The main principle is that a stack of three $3 \times 3$ conv layers are similar to a single $7 \times 7$ layer. And maybe even better because they use three non-linear activations in between (instead of one), which makes the function more discriminative.

Secondly, this design decreases the number of parameters. Specifically, you need $3*(3^2)C^2 = 27 \times C^2$ weights, compared to a $7 \times 7$ conv. layer that would require $1*(7^2)C^2 = 49C^2$ parameters (81% more).

Intuitively, it can be regarded as a regularisation on the $7 \times 7$ conv. filters, constricting them to have a $3 \times 3$ non-linear decomposition.

Finally, to get a visual comparison next to AlexNet:

![pic](https://raw.githubusercontent.com/CUTe-EmbeddedAI/images/main/images/fig32.PNG)

### InceptionNet/GoogleNet

After VGG, the paper “Going Deeper with Convolutions” was a huge breakthrough.

> Motivation: Increasing the depth (number of layers) is not the only way to make a model bigger. What about increasing both the depth and width of the network while keeping computations to a constant level?

This time the inspiration comes from the human visual system, wherein information is processed at multiple scales and then aggregated locally. How can this be achieved without a memory explosion?

With $1 \times 1$ convolutions! The main purpose is dimension reduction by reducing the output channels of each convolution block. Then we can process the input with different kernel sizes. As long as the output is padded, it is the same as in the input.

To find the appropriate padding with single stride convs without dilation, padding $p$ and kernel $k$ are defined so that $out=in$ (input and output spatial dims):

$out = in + 2*p - k + 1$, which means that $p= (k-1)/2$. This way, we can concatenate features convolved with different kernels.

Then, we need the $1 \times 1$ convolutional layer to “project” the features to fewer channels in order to win computational power. With these extra resources, we can add more layers. Actually, the $1 \times 1$ convolutions work similar to a low dimensional embedding.
* * * * *
**Request 1**
Please copy out the rows from the line that contains "y-tick-label: 5: [67, 92, 73, 103]" through the line that contains "y-tick-label: 4: [67, 158, 73, 169]", both lines included.
The rows below are unrelated to the passage on VGG and InceptionNet.

**Material provided**
* * * * *
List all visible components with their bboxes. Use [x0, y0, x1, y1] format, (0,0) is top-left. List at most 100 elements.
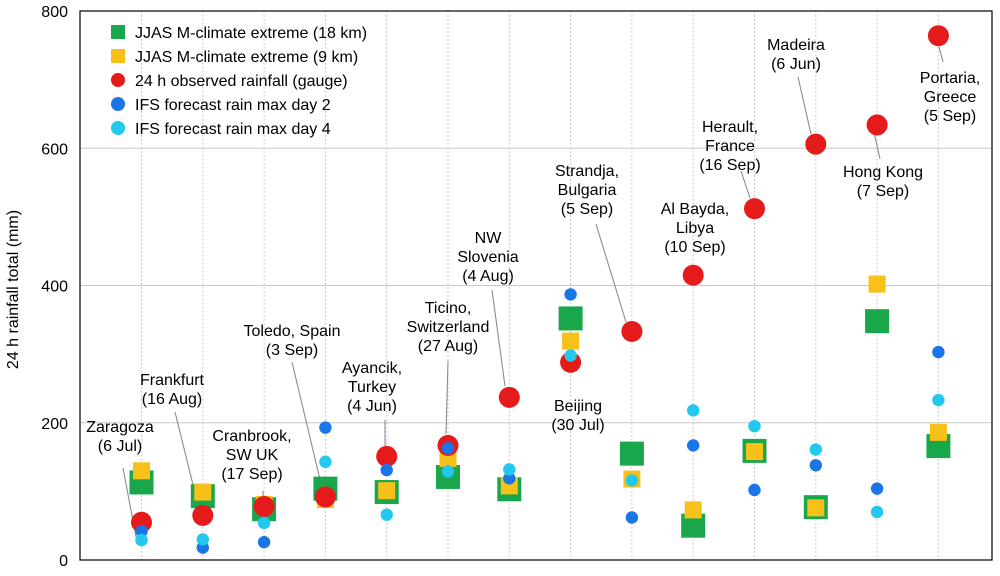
series-4-point [135, 533, 148, 547]
legend-marker [111, 49, 125, 63]
annotation-line: (5 Sep) [924, 108, 976, 125]
series-3-point [319, 421, 332, 434]
event-annotation: NW Slovenia (4 Aug) [457, 230, 518, 285]
series-4-point [503, 463, 516, 476]
annotation-line: Greece [924, 89, 977, 106]
annotation-line: Bulgaria [558, 182, 617, 199]
annotation-line: Frankfurt [140, 372, 205, 389]
annotation-line: Madeira [767, 37, 825, 54]
series-2-point [927, 25, 949, 47]
annotation-line: (4 Jun) [347, 398, 397, 415]
annotation-line: (27 Aug) [418, 338, 478, 355]
series-4-point [196, 533, 209, 546]
annotation-line: (6 Jun) [771, 56, 821, 73]
series-0-point [558, 306, 583, 331]
legend-marker [111, 121, 125, 135]
series-4-point [870, 505, 884, 519]
annotation-line: (4 Aug) [462, 268, 514, 285]
series-2-point [131, 511, 152, 533]
series-2-point [621, 320, 643, 342]
series-4-point [257, 516, 271, 530]
annotation-line: (5 Sep) [561, 201, 613, 218]
annotations: Zaragoza (6 Jul) Frankfurt (16 Aug) Cranbroo… [86, 37, 980, 483]
annotation-leaders [122, 46, 944, 538]
legend-marker [111, 25, 125, 39]
series-3-point [135, 524, 148, 538]
annotation-line: Slovenia [457, 249, 518, 266]
y-tick-label: 600 [41, 141, 68, 158]
annotation-leader-line [491, 289, 506, 387]
event-annotation: Madeira (6 Jun) [767, 37, 825, 73]
annotation-line: Ticino, [425, 300, 472, 317]
event-annotation: Ayancik, Turkey (4 Jun) [342, 360, 402, 415]
series-4-point [809, 443, 822, 456]
gridlines [80, 11, 992, 560]
y-tick-label: 800 [41, 4, 68, 21]
series-2-point [805, 133, 827, 155]
series-3-point [809, 459, 822, 472]
series-1-point [868, 275, 886, 293]
series-1-point [929, 423, 947, 441]
y-tick-label: 200 [41, 416, 68, 433]
annotation-line: Libya [676, 220, 714, 237]
annotation-leader-line [445, 360, 449, 435]
series-3-point [932, 345, 945, 359]
event-annotation: Frankfurt (16 Aug) [140, 372, 205, 408]
annotation-leader-line [595, 223, 627, 323]
series-4-point [441, 465, 455, 478]
legend-label: IFS forecast rain max day 2 [135, 97, 331, 114]
annotation-leader-line [797, 76, 812, 135]
annotation-line: (16 Aug) [142, 391, 202, 408]
annotation-line: (10 Sep) [664, 239, 725, 256]
series-1-point [562, 332, 580, 350]
series-2-point [192, 504, 214, 526]
series-2-point [498, 386, 520, 408]
event-annotation: Toledo, Spain (3 Sep) [244, 323, 341, 359]
series-4-point [687, 404, 700, 417]
series-1-point [378, 482, 396, 500]
series-2-point [866, 114, 888, 136]
series-1-point [807, 499, 825, 517]
legend-label: IFS forecast rain max day 4 [135, 121, 331, 138]
series-1-point [684, 501, 702, 519]
series-4-point [319, 455, 332, 469]
legend-label: 24 h observed rainfall (gauge) [135, 73, 348, 90]
series-4-point [625, 474, 639, 487]
annotation-line: (6 Jul) [98, 438, 142, 455]
annotation-line: (30 Jul) [551, 417, 604, 434]
series-3-point [441, 441, 455, 455]
series-1-point [746, 443, 763, 461]
axes: 0 200 400 600 800 24 h rainfall total (mm) [5, 4, 993, 570]
annotation-line: Turkey [348, 379, 396, 396]
series-3-point [380, 463, 393, 477]
annotation-leader-line [740, 170, 751, 199]
series-1-point [194, 483, 212, 501]
event-annotation: Zaragoza (6 Jul) [86, 419, 154, 455]
annotation-line: (16 Sep) [699, 157, 760, 174]
annotation-line: Herault, [702, 119, 758, 136]
event-annotation: Hong Kong (7 Sep) [843, 164, 923, 200]
event-annotation: Al Bayda, Libya (10 Sep) [661, 201, 729, 256]
annotation-leader-line [938, 46, 944, 63]
annotation-line: Portaria, [920, 70, 980, 87]
annotation-leader-line [291, 361, 323, 489]
event-annotation: Cranbrook, SW UK (17 Sep) [212, 428, 291, 483]
annotation-line: Cranbrook, [212, 428, 291, 445]
annotation-line: SW UK [226, 447, 279, 464]
legend-marker [111, 73, 125, 87]
annotation-line: France [705, 138, 755, 155]
annotation-leader-line [873, 131, 881, 160]
event-annotation: Beijing (30 Jul) [551, 398, 604, 434]
series-2-point [682, 264, 704, 286]
annotation-line: (7 Sep) [857, 183, 909, 200]
series-3-point [503, 472, 516, 485]
series-0-point [865, 309, 890, 334]
series-3-point [687, 439, 700, 452]
annotation-line: Ayancik, [342, 360, 402, 377]
annotation-line: (3 Sep) [266, 342, 318, 359]
plot-frame [79, 10, 993, 561]
series-1-point [133, 462, 150, 480]
series-4-point [380, 508, 393, 521]
y-axis-title: 24 h rainfall total (mm) [5, 210, 22, 369]
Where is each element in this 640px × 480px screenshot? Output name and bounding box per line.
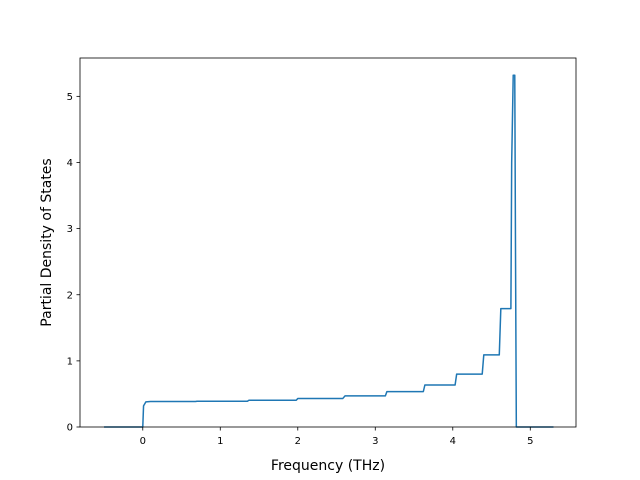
y-tick-label: 5: [67, 92, 73, 103]
x-tick-label: 0: [140, 436, 146, 447]
x-tick-label: 5: [527, 436, 533, 447]
y-tick-label: 0: [67, 423, 73, 434]
y-tick-label: 3: [67, 224, 73, 235]
x-tick-label: 2: [295, 436, 301, 447]
axes-frame: [79, 57, 577, 428]
y-axis-label: Partial Density of States: [39, 158, 55, 326]
plot-area: [80, 58, 576, 427]
y-tick-label: 2: [67, 290, 73, 301]
x-axis-label: Frequency (THz): [271, 458, 385, 474]
y-axis-ticks: 0 1 2 3 4 5: [67, 92, 80, 434]
y-tick-label: 4: [67, 158, 73, 169]
x-axis-ticks: 0 1 2 3 4 5: [140, 427, 533, 447]
x-tick-label: 4: [450, 436, 456, 447]
y-tick-label: 1: [67, 356, 73, 367]
x-tick-label: 1: [217, 436, 223, 447]
series-layer: [104, 74, 554, 428]
series-line-0: [104, 74, 554, 428]
x-tick-label: 3: [372, 436, 378, 447]
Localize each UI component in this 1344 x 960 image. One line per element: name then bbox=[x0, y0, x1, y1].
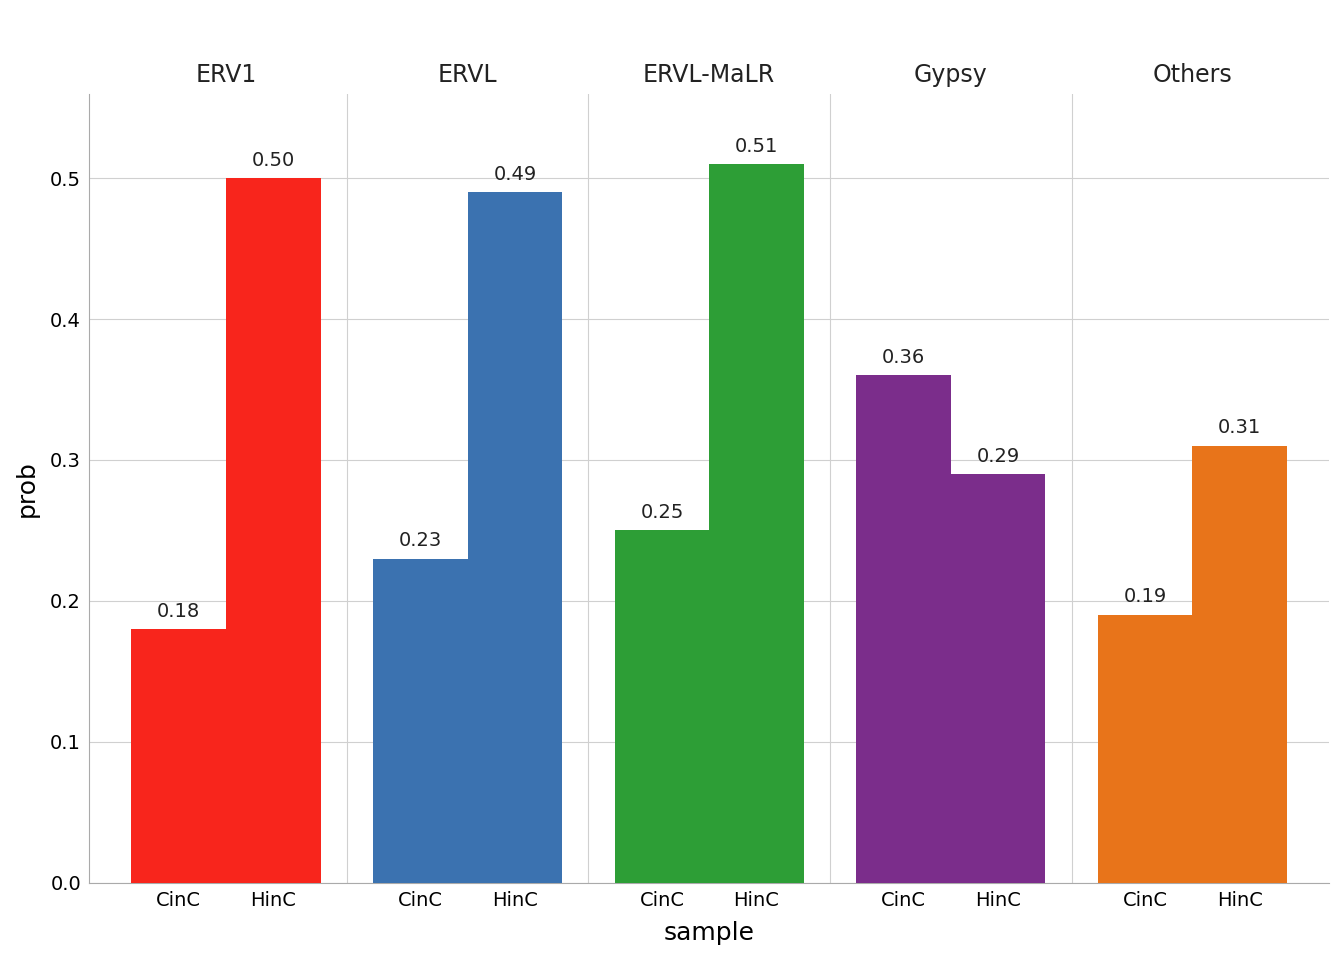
X-axis label: sample: sample bbox=[664, 921, 755, 945]
Text: 0.19: 0.19 bbox=[1124, 588, 1167, 607]
Bar bbox=[950, 474, 1046, 882]
Text: 0.29: 0.29 bbox=[977, 446, 1020, 466]
Text: 0.31: 0.31 bbox=[1218, 419, 1261, 438]
Bar bbox=[1098, 614, 1192, 882]
Text: 0.36: 0.36 bbox=[882, 348, 925, 367]
Text: 0.25: 0.25 bbox=[640, 503, 684, 522]
Text: 0.23: 0.23 bbox=[399, 531, 442, 550]
Bar bbox=[710, 164, 804, 882]
Text: 0.51: 0.51 bbox=[735, 136, 778, 156]
Bar bbox=[468, 192, 562, 882]
Bar bbox=[374, 559, 468, 882]
Text: Gypsy: Gypsy bbox=[914, 62, 988, 86]
Text: ERVL-MaLR: ERVL-MaLR bbox=[642, 62, 775, 86]
Y-axis label: prob: prob bbox=[15, 460, 39, 516]
Bar bbox=[226, 179, 321, 882]
Text: ERVL: ERVL bbox=[438, 62, 497, 86]
Text: 0.49: 0.49 bbox=[493, 165, 536, 183]
Bar bbox=[614, 530, 710, 882]
Text: Others: Others bbox=[1153, 62, 1232, 86]
Bar bbox=[132, 629, 226, 882]
Text: 0.18: 0.18 bbox=[157, 602, 200, 620]
Text: 0.50: 0.50 bbox=[251, 151, 294, 170]
Bar bbox=[856, 375, 950, 882]
Text: ERV1: ERV1 bbox=[195, 62, 257, 86]
Bar bbox=[1192, 445, 1288, 882]
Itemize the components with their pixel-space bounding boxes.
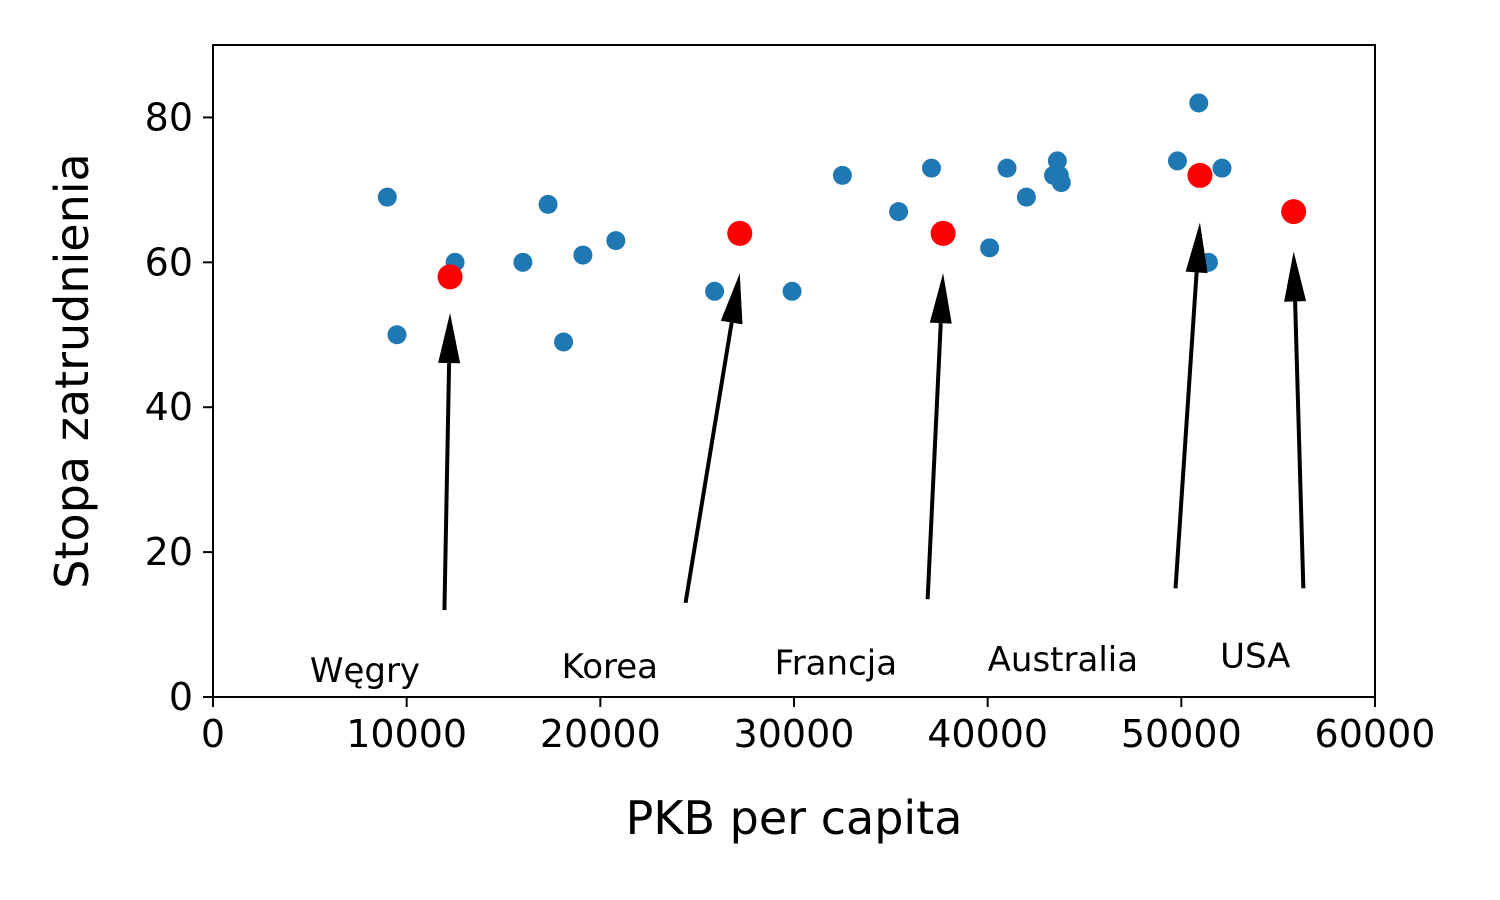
data-point xyxy=(1047,151,1067,171)
data-point xyxy=(573,245,593,265)
annotation-arrow-shaft xyxy=(442,362,452,611)
annotation-arrow-head xyxy=(1284,251,1307,302)
x-tick-label: 60000 xyxy=(1315,712,1436,756)
y-tick-label: 40 xyxy=(145,385,193,429)
annotation-arrow-head xyxy=(929,273,952,324)
data-point xyxy=(922,158,942,178)
plot-background xyxy=(213,45,1375,697)
annotation-arrow-head xyxy=(720,273,743,325)
x-tick-label: 10000 xyxy=(346,712,467,756)
annotation-arrow-head xyxy=(1185,222,1208,274)
data-point xyxy=(1051,173,1071,193)
y-tick-label: 0 xyxy=(169,675,193,719)
x-tick-label: 0 xyxy=(201,712,225,756)
data-point xyxy=(889,202,909,222)
data-point xyxy=(606,231,626,251)
highlighted-point xyxy=(437,264,463,290)
annotation-arrow-shaft xyxy=(925,323,943,600)
x-tick-label: 40000 xyxy=(927,712,1048,756)
data-point xyxy=(705,281,725,301)
highlighted-point xyxy=(1187,162,1213,188)
highlighted-point xyxy=(1281,199,1307,225)
highlighted-point xyxy=(930,220,956,246)
y-tick-label: 80 xyxy=(145,95,193,139)
data-point xyxy=(538,194,558,214)
data-point xyxy=(1189,93,1209,113)
data-point xyxy=(980,238,1000,258)
data-point xyxy=(1212,158,1232,178)
data-point xyxy=(1167,151,1187,171)
annotation-label: Australia xyxy=(988,640,1138,680)
data-point xyxy=(832,165,852,185)
data-point xyxy=(554,332,574,352)
data-point xyxy=(997,158,1017,178)
y-axis-title: Stopa zatrudnienia xyxy=(45,153,99,588)
data-point xyxy=(513,252,533,272)
y-tick-label: 60 xyxy=(145,240,193,284)
plot-frame xyxy=(212,44,1376,698)
x-tick-label: 50000 xyxy=(1121,712,1242,756)
data-point xyxy=(387,325,407,345)
y-tick-label: 20 xyxy=(145,530,193,574)
annotation-label: USA xyxy=(1220,636,1290,676)
data-point xyxy=(377,187,397,207)
annotation-label: Francja xyxy=(775,644,897,684)
x-axis-title: PKB per capita xyxy=(626,791,963,845)
highlighted-point xyxy=(727,220,753,246)
annotation-arrow-shaft xyxy=(1293,301,1306,589)
annotation-arrow-shaft xyxy=(1173,272,1199,589)
annotation-arrow-shaft xyxy=(683,322,734,604)
data-point xyxy=(1016,187,1036,207)
data-point xyxy=(782,281,802,301)
x-tick-label: 20000 xyxy=(540,712,661,756)
x-tick-label: 30000 xyxy=(734,712,855,756)
annotation-arrow-head xyxy=(438,313,461,364)
annotation-label: Węgry xyxy=(310,651,420,691)
annotation-label: Korea xyxy=(562,647,658,687)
* * * * *
**Request 2**
Summarize the passage on VGG and InceptionNet in two sentences.

**Exercise output 1**
y-tick-label: 5: [67, 92, 73, 103]
x-tick-label: 0: [140, 436, 146, 447]
x-tick-label: 5: [527, 436, 533, 447]
y-tick-label: 0: [67, 423, 73, 434]
y-tick-label: 3: [67, 224, 73, 235]
x-tick-label: 2: [295, 436, 301, 447]
axes-frame: [79, 57, 577, 428]
y-axis-label: Partial Density of States: [39, 158, 55, 326]
plot-area: [80, 58, 576, 427]
y-tick-label: 2: [67, 290, 73, 301]
x-axis-label: Frequency (THz): [271, 458, 385, 474]
y-axis-ticks: 0 1 2 3 4 5: [67, 92, 80, 434]
y-tick-label: 4: [67, 158, 73, 169]

**Exercise output 2**
A stack of three 3×3 convolution layers resembles a single 7×7 layer but adds non-linear activations and needs fewer parameters (27C² versus 49C²), acting as a regularization on the 7×7 filters. InceptionNet, from the paper "Going Deeper with Convolutions," increases both depth and width by processing the input with different kernel sizes, padding the outputs so they can be concatenated, and using 1×1 convolutions to reduce channels and save computation.